* _Records for the exercise_:
— start —

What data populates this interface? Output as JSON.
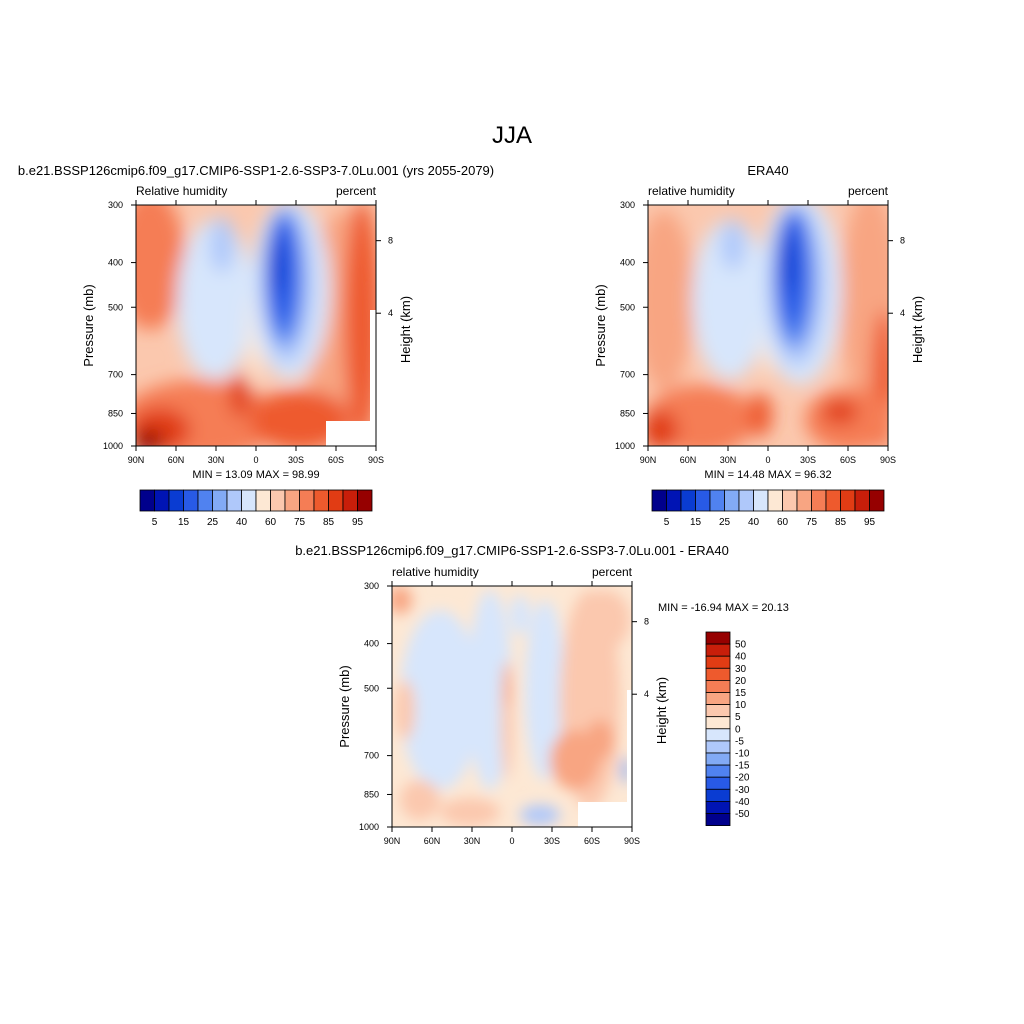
{
  "figure": {
    "title": "JJA"
  },
  "colors": {
    "abs_levels": [
      "#00008c",
      "#0014b4",
      "#0a3cd2",
      "#285ae6",
      "#5082f0",
      "#82aaf5",
      "#afc8fa",
      "#d7e6fc",
      "#fde8d4",
      "#fbc8ae",
      "#f8a582",
      "#f57d55",
      "#ee5a2d",
      "#e13c14",
      "#c81e0a",
      "#960000"
    ],
    "diff_levels": [
      "#00008c",
      "#0014b4",
      "#0a3cd2",
      "#285ae6",
      "#5082f0",
      "#82aaf5",
      "#afc8fa",
      "#d7e6fc",
      "#fde8d4",
      "#fbc8ae",
      "#f8a582",
      "#f57d55",
      "#ee5a2d",
      "#e13c14",
      "#c81e0a",
      "#960000"
    ]
  },
  "chart_data": [
    {
      "type": "heatmap",
      "title": "b.e21.BSSP126cmip6.f09_g17.CMIP6-SSP1-2.6-SSP3-7.0Lu.001 (yrs 2055-2079)",
      "left_label": "Relative humidity",
      "right_label": "percent",
      "ylabel": "Pressure (mb)",
      "ylabel_right": "Height (km)",
      "x_ticks": [
        "90N",
        "60N",
        "30N",
        "0",
        "30S",
        "60S",
        "90S"
      ],
      "y_ticks": [
        "300",
        "400",
        "500",
        "700",
        "850",
        "1000"
      ],
      "y_right_ticks": [
        "8",
        "4"
      ],
      "stats": "MIN =  13.09  MAX =  98.99",
      "colorbar_labels": [
        "5",
        "15",
        "25",
        "40",
        "60",
        "75",
        "85",
        "95"
      ],
      "xlim": [
        90,
        -90
      ],
      "ylim": [
        1000,
        300
      ],
      "log_pressure": true
    },
    {
      "type": "heatmap",
      "title": "ERA40",
      "left_label": "relative humidity",
      "right_label": "percent",
      "ylabel": "Pressure (mb)",
      "ylabel_right": "Height (km)",
      "x_ticks": [
        "90N",
        "60N",
        "30N",
        "0",
        "30S",
        "60S",
        "90S"
      ],
      "y_ticks": [
        "300",
        "400",
        "500",
        "700",
        "850",
        "1000"
      ],
      "y_right_ticks": [
        "8",
        "4"
      ],
      "stats": "MIN =  14.48  MAX =  96.32",
      "colorbar_labels": [
        "5",
        "15",
        "25",
        "40",
        "60",
        "75",
        "85",
        "95"
      ],
      "xlim": [
        90,
        -90
      ],
      "ylim": [
        1000,
        300
      ],
      "log_pressure": true
    },
    {
      "type": "heatmap",
      "title": "b.e21.BSSP126cmip6.f09_g17.CMIP6-SSP1-2.6-SSP3-7.0Lu.001 - ERA40",
      "left_label": "relative humidity",
      "right_label": "percent",
      "ylabel": "Pressure (mb)",
      "ylabel_right": "Height (km)",
      "x_ticks": [
        "90N",
        "60N",
        "30N",
        "0",
        "30S",
        "60S",
        "90S"
      ],
      "y_ticks": [
        "300",
        "400",
        "500",
        "700",
        "850",
        "1000"
      ],
      "y_right_ticks": [
        "8",
        "4"
      ],
      "stats": "MIN = -16.94  MAX =  20.13",
      "colorbar_labels": [
        "50",
        "40",
        "30",
        "20",
        "15",
        "10",
        "5",
        "0",
        "-5",
        "-10",
        "-15",
        "-20",
        "-30",
        "-40",
        "-50"
      ],
      "xlim": [
        90,
        -90
      ],
      "ylim": [
        1000,
        300
      ],
      "log_pressure": true
    }
  ]
}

— end —

* _What is expected_: Transcribe each entry precisely as given, leaving the pictures out.

* _Exercise solution_:
What data populates this interface? Output as JSON.
{
  "figure": {
    "title": "JJA"
  },
  "colors": {
    "abs_levels": [
      "#00008c",
      "#0014b4",
      "#0a3cd2",
      "#285ae6",
      "#5082f0",
      "#82aaf5",
      "#afc8fa",
      "#d7e6fc",
      "#fde8d4",
      "#fbc8ae",
      "#f8a582",
      "#f57d55",
      "#ee5a2d",
      "#e13c14",
      "#c81e0a",
      "#960000"
    ],
    "diff_levels": [
      "#00008c",
      "#0014b4",
      "#0a3cd2",
      "#285ae6",
      "#5082f0",
      "#82aaf5",
      "#afc8fa",
      "#d7e6fc",
      "#fde8d4",
      "#fbc8ae",
      "#f8a582",
      "#f57d55",
      "#ee5a2d",
      "#e13c14",
      "#c81e0a",
      "#960000"
    ]
  },
  "chart_data": [
    {
      "type": "heatmap",
      "title": "b.e21.BSSP126cmip6.f09_g17.CMIP6-SSP1-2.6-SSP3-7.0Lu.001 (yrs 2055-2079)",
      "left_label": "Relative humidity",
      "right_label": "percent",
      "ylabel": "Pressure (mb)",
      "ylabel_right": "Height (km)",
      "x_ticks": [
        "90N",
        "60N",
        "30N",
        "0",
        "30S",
        "60S",
        "90S"
      ],
      "y_ticks": [
        "300",
        "400",
        "500",
        "700",
        "850",
        "1000"
      ],
      "y_right_ticks": [
        "8",
        "4"
      ],
      "stats": "MIN =  13.09  MAX =  98.99",
      "colorbar_labels": [
        "5",
        "15",
        "25",
        "40",
        "60",
        "75",
        "85",
        "95"
      ],
      "xlim": [
        90,
        -90
      ],
      "ylim": [
        1000,
        300
      ],
      "log_pressure": true
    },
    {
      "type": "heatmap",
      "title": "ERA40",
      "left_label": "relative humidity",
      "right_label": "percent",
      "ylabel": "Pressure (mb)",
      "ylabel_right": "Height (km)",
      "x_ticks": [
        "90N",
        "60N",
        "30N",
        "0",
        "30S",
        "60S",
        "90S"
      ],
      "y_ticks": [
        "300",
        "400",
        "500",
        "700",
        "850",
        "1000"
      ],
      "y_right_ticks": [
        "8",
        "4"
      ],
      "stats": "MIN =  14.48  MAX =  96.32",
      "colorbar_labels": [
        "5",
        "15",
        "25",
        "40",
        "60",
        "75",
        "85",
        "95"
      ],
      "xlim": [
        90,
        -90
      ],
      "ylim": [
        1000,
        300
      ],
      "log_pressure": true
    },
    {
      "type": "heatmap",
      "title": "b.e21.BSSP126cmip6.f09_g17.CMIP6-SSP1-2.6-SSP3-7.0Lu.001 - ERA40",
      "left_label": "relative humidity",
      "right_label": "percent",
      "ylabel": "Pressure (mb)",
      "ylabel_right": "Height (km)",
      "x_ticks": [
        "90N",
        "60N",
        "30N",
        "0",
        "30S",
        "60S",
        "90S"
      ],
      "y_ticks": [
        "300",
        "400",
        "500",
        "700",
        "850",
        "1000"
      ],
      "y_right_ticks": [
        "8",
        "4"
      ],
      "stats": "MIN = -16.94  MAX =  20.13",
      "colorbar_labels": [
        "50",
        "40",
        "30",
        "20",
        "15",
        "10",
        "5",
        "0",
        "-5",
        "-10",
        "-15",
        "-20",
        "-30",
        "-40",
        "-50"
      ],
      "xlim": [
        90,
        -90
      ],
      "ylim": [
        1000,
        300
      ],
      "log_pressure": true
    }
  ]
}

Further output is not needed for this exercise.